* Work instructions
Pictures don't belong in the copy; print all the records exactly.

-------- Available data --------

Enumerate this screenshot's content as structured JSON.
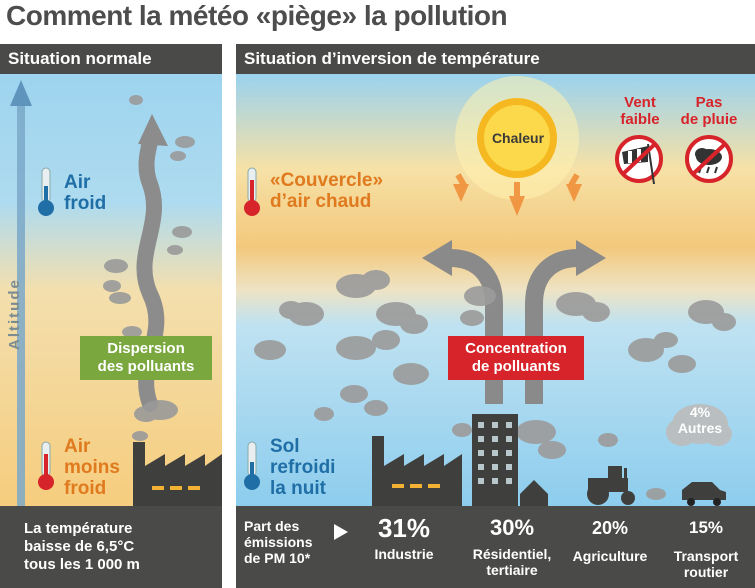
{
  "title": "Comment la météo «piège» la pollution",
  "left_panel": {
    "header": "Situation normale",
    "air_cold_line1": "Air",
    "air_cold_line2": "froid",
    "air_warm_line1": "Air",
    "air_warm_line2": "moins",
    "air_warm_line3": "froid",
    "altitude": "Altitude",
    "dispersion_line1": "Dispersion",
    "dispersion_line2": "des polluants",
    "footer_line1": "La température",
    "footer_line2": "baisse de 6,5°C",
    "footer_line3": "tous les 1 000 m"
  },
  "right_panel": {
    "header": "Situation d’inversion de température",
    "heat": "Chaleur",
    "lid_line1": "«Couvercle»",
    "lid_line2": "d’air chaud",
    "wind_line1": "Vent",
    "wind_line2": "faible",
    "rain_line1": "Pas",
    "rain_line2": "de pluie",
    "concentration_line1": "Concentration",
    "concentration_line2": "de polluants",
    "soil_line1": "Sol",
    "soil_line2": "refroidi",
    "soil_line3": "la nuit",
    "others_pct": "4%",
    "others_label": "Autres",
    "footer_intro_line1": "Part des",
    "footer_intro_line2": "émissions",
    "footer_intro_line3": "de PM 10*",
    "emissions": [
      {
        "pct": "31%",
        "label1": "Industrie",
        "label2": ""
      },
      {
        "pct": "30%",
        "label1": "Résidentiel,",
        "label2": "tertiaire"
      },
      {
        "pct": "20%",
        "label1": "Agriculture",
        "label2": ""
      },
      {
        "pct": "15%",
        "label1": "Transport",
        "label2": "routier"
      }
    ]
  },
  "colors": {
    "dark_band": "#4a4a48",
    "blue_text": "#1f6fa6",
    "orange_text": "#e07a1f",
    "green_box": "#7aa83f",
    "red_box": "#d7242a",
    "sun": "#f5b820"
  },
  "icons": [
    "thermometer-icon",
    "factory-icon",
    "smoke-cloud-icon",
    "sun-icon",
    "windsock-icon",
    "rain-cloud-icon",
    "building-icon",
    "house-icon",
    "tractor-icon",
    "car-icon",
    "play-arrow-icon"
  ]
}
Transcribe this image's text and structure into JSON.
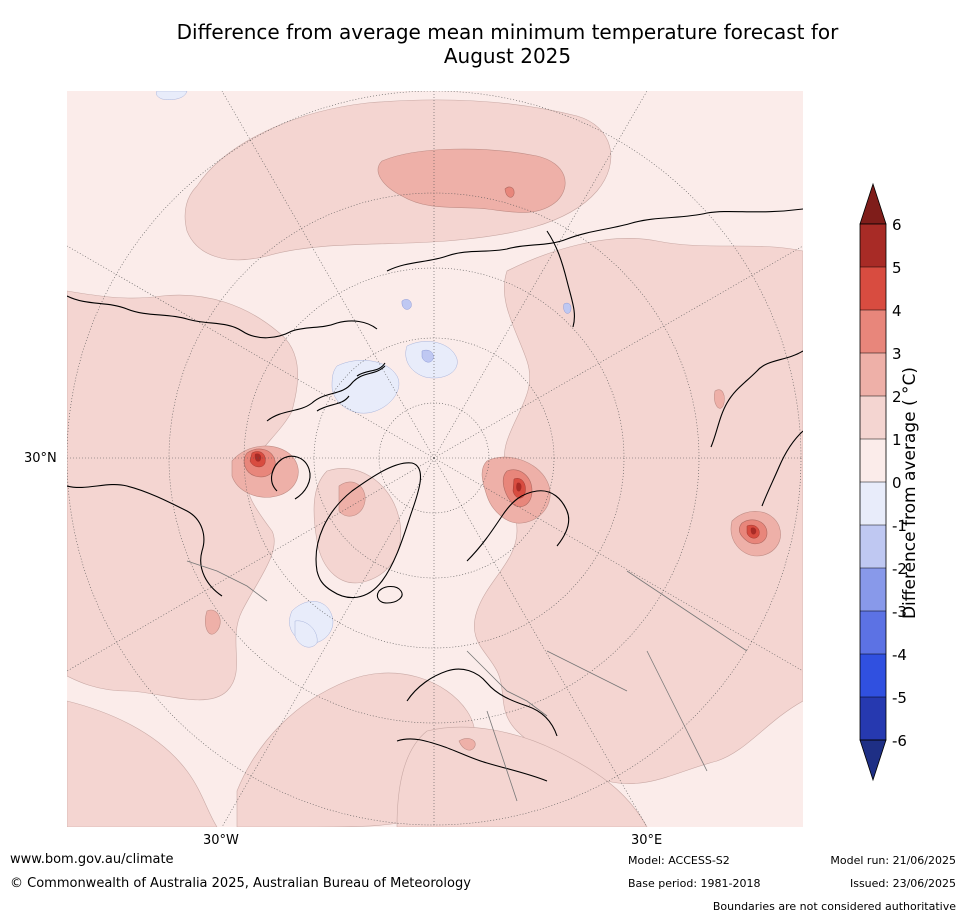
{
  "title_line1": "Difference from average mean minimum temperature forecast for",
  "title_line2": "August 2025",
  "map": {
    "projection": "north-polar-stereographic",
    "lat_label": "30°N",
    "lon_labels": [
      "30°W",
      "30°E"
    ]
  },
  "colorbar": {
    "title": "Difference from average ( °C)",
    "tick_labels": [
      "6",
      "5",
      "4",
      "3",
      "2",
      "1",
      "0",
      "-1",
      "-2",
      "-3",
      "-4",
      "-5",
      "-6"
    ],
    "bins": [
      {
        "range": "above 6",
        "color": "#7f1d1a"
      },
      {
        "range": "5 to 6",
        "color": "#a82b26"
      },
      {
        "range": "4 to 5",
        "color": "#d84c40"
      },
      {
        "range": "3 to 4",
        "color": "#e8867b"
      },
      {
        "range": "2 to 3",
        "color": "#eeb0a8"
      },
      {
        "range": "1 to 2",
        "color": "#f4d5d1"
      },
      {
        "range": "0 to 1",
        "color": "#fbecea"
      },
      {
        "range": "-1 to 0",
        "color": "#e8ecfa"
      },
      {
        "range": "-2 to -1",
        "color": "#bfc8f2"
      },
      {
        "range": "-3 to -2",
        "color": "#8899ea"
      },
      {
        "range": "-4 to -3",
        "color": "#5c72e4"
      },
      {
        "range": "-5 to -4",
        "color": "#3050e0"
      },
      {
        "range": "-6 to -5",
        "color": "#2639b0"
      },
      {
        "range": "below -6",
        "color": "#1e2f85"
      }
    ]
  },
  "footer": {
    "website": "www.bom.gov.au/climate",
    "copyright": "© Commonwealth of Australia 2025, Australian Bureau of Meteorology",
    "model": "Model: ACCESS-S2",
    "base_period": "Base period: 1981-2018",
    "model_run": "Model run: 21/06/2025",
    "issued": "Issued: 23/06/2025",
    "boundaries_note": "Boundaries are not considered authoritative"
  }
}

--------

* Full answer
Enumerate this screenshot's content as structured JSON.
{
  "title": "Comment la météo «piège» la pollution",
  "left_panel": {
    "header": "Situation normale",
    "air_cold_line1": "Air",
    "air_cold_line2": "froid",
    "air_warm_line1": "Air",
    "air_warm_line2": "moins",
    "air_warm_line3": "froid",
    "altitude": "Altitude",
    "dispersion_line1": "Dispersion",
    "dispersion_line2": "des polluants",
    "footer_line1": "La température",
    "footer_line2": "baisse de 6,5°C",
    "footer_line3": "tous les 1 000 m"
  },
  "right_panel": {
    "header": "Situation d’inversion de température",
    "heat": "Chaleur",
    "lid_line1": "«Couvercle»",
    "lid_line2": "d’air chaud",
    "wind_line1": "Vent",
    "wind_line2": "faible",
    "rain_line1": "Pas",
    "rain_line2": "de pluie",
    "concentration_line1": "Concentration",
    "concentration_line2": "de polluants",
    "soil_line1": "Sol",
    "soil_line2": "refroidi",
    "soil_line3": "la nuit",
    "others_pct": "4%",
    "others_label": "Autres",
    "footer_intro_line1": "Part des",
    "footer_intro_line2": "émissions",
    "footer_intro_line3": "de PM 10*",
    "emissions": [
      {
        "pct": "31%",
        "label1": "Industrie",
        "label2": ""
      },
      {
        "pct": "30%",
        "label1": "Résidentiel,",
        "label2": "tertiaire"
      },
      {
        "pct": "20%",
        "label1": "Agriculture",
        "label2": ""
      },
      {
        "pct": "15%",
        "label1": "Transport",
        "label2": "routier"
      }
    ]
  },
  "colors": {
    "dark_band": "#4a4a48",
    "blue_text": "#1f6fa6",
    "orange_text": "#e07a1f",
    "green_box": "#7aa83f",
    "red_box": "#d7242a",
    "sun": "#f5b820"
  },
  "icons": [
    "thermometer-icon",
    "factory-icon",
    "smoke-cloud-icon",
    "sun-icon",
    "windsock-icon",
    "rain-cloud-icon",
    "building-icon",
    "house-icon",
    "tractor-icon",
    "car-icon",
    "play-arrow-icon"
  ]
}
Transcribe this image's text and structure into JSON.
{
  "title_line1": "Difference from average mean minimum temperature forecast for",
  "title_line2": "August 2025",
  "map": {
    "projection": "north-polar-stereographic",
    "lat_label": "30°N",
    "lon_labels": [
      "30°W",
      "30°E"
    ]
  },
  "colorbar": {
    "title": "Difference from average ( °C)",
    "tick_labels": [
      "6",
      "5",
      "4",
      "3",
      "2",
      "1",
      "0",
      "-1",
      "-2",
      "-3",
      "-4",
      "-5",
      "-6"
    ],
    "bins": [
      {
        "range": "above 6",
        "color": "#7f1d1a"
      },
      {
        "range": "5 to 6",
        "color": "#a82b26"
      },
      {
        "range": "4 to 5",
        "color": "#d84c40"
      },
      {
        "range": "3 to 4",
        "color": "#e8867b"
      },
      {
        "range": "2 to 3",
        "color": "#eeb0a8"
      },
      {
        "range": "1 to 2",
        "color": "#f4d5d1"
      },
      {
        "range": "0 to 1",
        "color": "#fbecea"
      },
      {
        "range": "-1 to 0",
        "color": "#e8ecfa"
      },
      {
        "range": "-2 to -1",
        "color": "#bfc8f2"
      },
      {
        "range": "-3 to -2",
        "color": "#8899ea"
      },
      {
        "range": "-4 to -3",
        "color": "#5c72e4"
      },
      {
        "range": "-5 to -4",
        "color": "#3050e0"
      },
      {
        "range": "-6 to -5",
        "color": "#2639b0"
      },
      {
        "range": "below -6",
        "color": "#1e2f85"
      }
    ]
  },
  "footer": {
    "website": "www.bom.gov.au/climate",
    "copyright": "© Commonwealth of Australia 2025, Australian Bureau of Meteorology",
    "model": "Model: ACCESS-S2",
    "base_period": "Base period: 1981-2018",
    "model_run": "Model run: 21/06/2025",
    "issued": "Issued: 23/06/2025",
    "boundaries_note": "Boundaries are not considered authoritative"
  }
}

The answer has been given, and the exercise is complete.